WORK TO BE COMPLETED – Print each line exactly as it is given.
>> Begin
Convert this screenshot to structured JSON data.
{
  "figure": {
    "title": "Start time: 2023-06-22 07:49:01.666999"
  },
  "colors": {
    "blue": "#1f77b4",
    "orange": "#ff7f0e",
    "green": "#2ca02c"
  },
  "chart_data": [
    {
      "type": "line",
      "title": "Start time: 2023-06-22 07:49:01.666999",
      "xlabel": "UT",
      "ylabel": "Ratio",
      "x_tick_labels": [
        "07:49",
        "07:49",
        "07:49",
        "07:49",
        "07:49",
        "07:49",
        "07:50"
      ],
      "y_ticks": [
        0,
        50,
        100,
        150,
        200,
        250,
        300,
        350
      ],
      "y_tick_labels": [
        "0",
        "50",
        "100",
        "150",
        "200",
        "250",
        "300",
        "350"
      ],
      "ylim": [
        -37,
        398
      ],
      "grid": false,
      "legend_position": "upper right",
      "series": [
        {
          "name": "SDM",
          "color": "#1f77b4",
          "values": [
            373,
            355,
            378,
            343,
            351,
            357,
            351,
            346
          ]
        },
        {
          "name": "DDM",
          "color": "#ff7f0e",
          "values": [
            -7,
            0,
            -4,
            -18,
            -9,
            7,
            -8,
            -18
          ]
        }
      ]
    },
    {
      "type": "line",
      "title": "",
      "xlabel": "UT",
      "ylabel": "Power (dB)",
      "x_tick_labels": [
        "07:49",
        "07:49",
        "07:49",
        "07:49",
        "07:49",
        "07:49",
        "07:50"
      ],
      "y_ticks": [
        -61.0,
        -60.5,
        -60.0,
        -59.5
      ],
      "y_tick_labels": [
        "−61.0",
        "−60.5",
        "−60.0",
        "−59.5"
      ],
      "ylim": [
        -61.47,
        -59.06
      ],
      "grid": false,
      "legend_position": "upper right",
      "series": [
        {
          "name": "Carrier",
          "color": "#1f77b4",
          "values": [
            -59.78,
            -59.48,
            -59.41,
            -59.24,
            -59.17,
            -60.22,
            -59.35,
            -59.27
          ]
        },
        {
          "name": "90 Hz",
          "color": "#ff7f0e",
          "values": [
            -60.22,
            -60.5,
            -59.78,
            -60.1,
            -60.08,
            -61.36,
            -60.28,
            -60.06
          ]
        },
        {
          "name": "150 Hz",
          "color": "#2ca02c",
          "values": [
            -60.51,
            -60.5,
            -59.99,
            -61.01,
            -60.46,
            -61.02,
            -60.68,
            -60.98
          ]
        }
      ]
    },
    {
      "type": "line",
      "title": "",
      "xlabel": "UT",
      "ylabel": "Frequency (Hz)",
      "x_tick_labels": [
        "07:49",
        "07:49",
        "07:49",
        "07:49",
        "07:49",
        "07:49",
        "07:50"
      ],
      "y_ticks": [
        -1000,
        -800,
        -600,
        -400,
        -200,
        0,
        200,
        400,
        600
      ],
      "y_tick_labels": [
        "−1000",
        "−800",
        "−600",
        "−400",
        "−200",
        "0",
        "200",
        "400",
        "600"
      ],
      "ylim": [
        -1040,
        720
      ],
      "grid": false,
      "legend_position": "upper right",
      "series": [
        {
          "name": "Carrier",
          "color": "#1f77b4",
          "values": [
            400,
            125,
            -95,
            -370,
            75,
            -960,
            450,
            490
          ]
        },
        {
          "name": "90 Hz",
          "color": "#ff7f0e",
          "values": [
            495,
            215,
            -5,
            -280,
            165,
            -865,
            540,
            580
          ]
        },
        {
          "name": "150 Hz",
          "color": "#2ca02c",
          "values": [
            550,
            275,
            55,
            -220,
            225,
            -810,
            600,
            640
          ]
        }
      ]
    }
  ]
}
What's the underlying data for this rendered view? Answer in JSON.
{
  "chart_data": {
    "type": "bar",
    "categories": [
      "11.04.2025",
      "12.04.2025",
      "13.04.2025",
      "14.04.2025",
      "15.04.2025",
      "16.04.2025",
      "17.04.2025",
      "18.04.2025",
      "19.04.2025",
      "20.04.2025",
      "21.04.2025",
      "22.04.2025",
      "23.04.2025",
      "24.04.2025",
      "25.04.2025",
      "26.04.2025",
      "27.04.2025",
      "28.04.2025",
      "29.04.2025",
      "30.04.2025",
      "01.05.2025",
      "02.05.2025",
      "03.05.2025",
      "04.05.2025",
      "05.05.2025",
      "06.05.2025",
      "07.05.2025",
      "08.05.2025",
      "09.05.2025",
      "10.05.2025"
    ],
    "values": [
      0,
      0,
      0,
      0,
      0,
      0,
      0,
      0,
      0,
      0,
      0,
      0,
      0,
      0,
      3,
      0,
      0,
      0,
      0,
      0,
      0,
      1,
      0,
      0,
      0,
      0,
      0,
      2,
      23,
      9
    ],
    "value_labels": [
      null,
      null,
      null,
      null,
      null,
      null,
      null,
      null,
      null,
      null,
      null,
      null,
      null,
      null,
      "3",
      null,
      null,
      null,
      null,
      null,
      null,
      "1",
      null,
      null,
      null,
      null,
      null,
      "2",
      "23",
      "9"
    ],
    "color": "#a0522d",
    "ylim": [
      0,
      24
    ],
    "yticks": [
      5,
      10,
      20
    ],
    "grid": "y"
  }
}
>> End
WORKED SOLUTION –
Convert this screenshot to structured JSON data.
{
  "figure": {
    "title": "Start time: 2023-06-22 07:49:01.666999"
  },
  "colors": {
    "blue": "#1f77b4",
    "orange": "#ff7f0e",
    "green": "#2ca02c"
  },
  "chart_data": [
    {
      "type": "line",
      "title": "Start time: 2023-06-22 07:49:01.666999",
      "xlabel": "UT",
      "ylabel": "Ratio",
      "x_tick_labels": [
        "07:49",
        "07:49",
        "07:49",
        "07:49",
        "07:49",
        "07:49",
        "07:50"
      ],
      "y_ticks": [
        0,
        50,
        100,
        150,
        200,
        250,
        300,
        350
      ],
      "y_tick_labels": [
        "0",
        "50",
        "100",
        "150",
        "200",
        "250",
        "300",
        "350"
      ],
      "ylim": [
        -37,
        398
      ],
      "grid": false,
      "legend_position": "upper right",
      "series": [
        {
          "name": "SDM",
          "color": "#1f77b4",
          "values": [
            373,
            355,
            378,
            343,
            351,
            357,
            351,
            346
          ]
        },
        {
          "name": "DDM",
          "color": "#ff7f0e",
          "values": [
            -7,
            0,
            -4,
            -18,
            -9,
            7,
            -8,
            -18
          ]
        }
      ]
    },
    {
      "type": "line",
      "title": "",
      "xlabel": "UT",
      "ylabel": "Power (dB)",
      "x_tick_labels": [
        "07:49",
        "07:49",
        "07:49",
        "07:49",
        "07:49",
        "07:49",
        "07:50"
      ],
      "y_ticks": [
        -61.0,
        -60.5,
        -60.0,
        -59.5
      ],
      "y_tick_labels": [
        "−61.0",
        "−60.5",
        "−60.0",
        "−59.5"
      ],
      "ylim": [
        -61.47,
        -59.06
      ],
      "grid": false,
      "legend_position": "upper right",
      "series": [
        {
          "name": "Carrier",
          "color": "#1f77b4",
          "values": [
            -59.78,
            -59.48,
            -59.41,
            -59.24,
            -59.17,
            -60.22,
            -59.35,
            -59.27
          ]
        },
        {
          "name": "90 Hz",
          "color": "#ff7f0e",
          "values": [
            -60.22,
            -60.5,
            -59.78,
            -60.1,
            -60.08,
            -61.36,
            -60.28,
            -60.06
          ]
        },
        {
          "name": "150 Hz",
          "color": "#2ca02c",
          "values": [
            -60.51,
            -60.5,
            -59.99,
            -61.01,
            -60.46,
            -61.02,
            -60.68,
            -60.98
          ]
        }
      ]
    },
    {
      "type": "line",
      "title": "",
      "xlabel": "UT",
      "ylabel": "Frequency (Hz)",
      "x_tick_labels": [
        "07:49",
        "07:49",
        "07:49",
        "07:49",
        "07:49",
        "07:49",
        "07:50"
      ],
      "y_ticks": [
        -1000,
        -800,
        -600,
        -400,
        -200,
        0,
        200,
        400,
        600
      ],
      "y_tick_labels": [
        "−1000",
        "−800",
        "−600",
        "−400",
        "−200",
        "0",
        "200",
        "400",
        "600"
      ],
      "ylim": [
        -1040,
        720
      ],
      "grid": false,
      "legend_position": "upper right",
      "series": [
        {
          "name": "Carrier",
          "color": "#1f77b4",
          "values": [
            400,
            125,
            -95,
            -370,
            75,
            -960,
            450,
            490
          ]
        },
        {
          "name": "90 Hz",
          "color": "#ff7f0e",
          "values": [
            495,
            215,
            -5,
            -280,
            165,
            -865,
            540,
            580
          ]
        },
        {
          "name": "150 Hz",
          "color": "#2ca02c",
          "values": [
            550,
            275,
            55,
            -220,
            225,
            -810,
            600,
            640
          ]
        }
      ]
    }
  ]
}
What's the underlying data for this rendered view? Answer in JSON.
{
  "chart_data": {
    "type": "bar",
    "categories": [
      "11.04.2025",
      "12.04.2025",
      "13.04.2025",
      "14.04.2025",
      "15.04.2025",
      "16.04.2025",
      "17.04.2025",
      "18.04.2025",
      "19.04.2025",
      "20.04.2025",
      "21.04.2025",
      "22.04.2025",
      "23.04.2025",
      "24.04.2025",
      "25.04.2025",
      "26.04.2025",
      "27.04.2025",
      "28.04.2025",
      "29.04.2025",
      "30.04.2025",
      "01.05.2025",
      "02.05.2025",
      "03.05.2025",
      "04.05.2025",
      "05.05.2025",
      "06.05.2025",
      "07.05.2025",
      "08.05.2025",
      "09.05.2025",
      "10.05.2025"
    ],
    "values": [
      0,
      0,
      0,
      0,
      0,
      0,
      0,
      0,
      0,
      0,
      0,
      0,
      0,
      0,
      3,
      0,
      0,
      0,
      0,
      0,
      0,
      1,
      0,
      0,
      0,
      0,
      0,
      2,
      23,
      9
    ],
    "value_labels": [
      null,
      null,
      null,
      null,
      null,
      null,
      null,
      null,
      null,
      null,
      null,
      null,
      null,
      null,
      "3",
      null,
      null,
      null,
      null,
      null,
      null,
      "1",
      null,
      null,
      null,
      null,
      null,
      "2",
      "23",
      "9"
    ],
    "color": "#a0522d",
    "ylim": [
      0,
      24
    ],
    "yticks": [
      5,
      10,
      20
    ],
    "grid": "y"
  }
}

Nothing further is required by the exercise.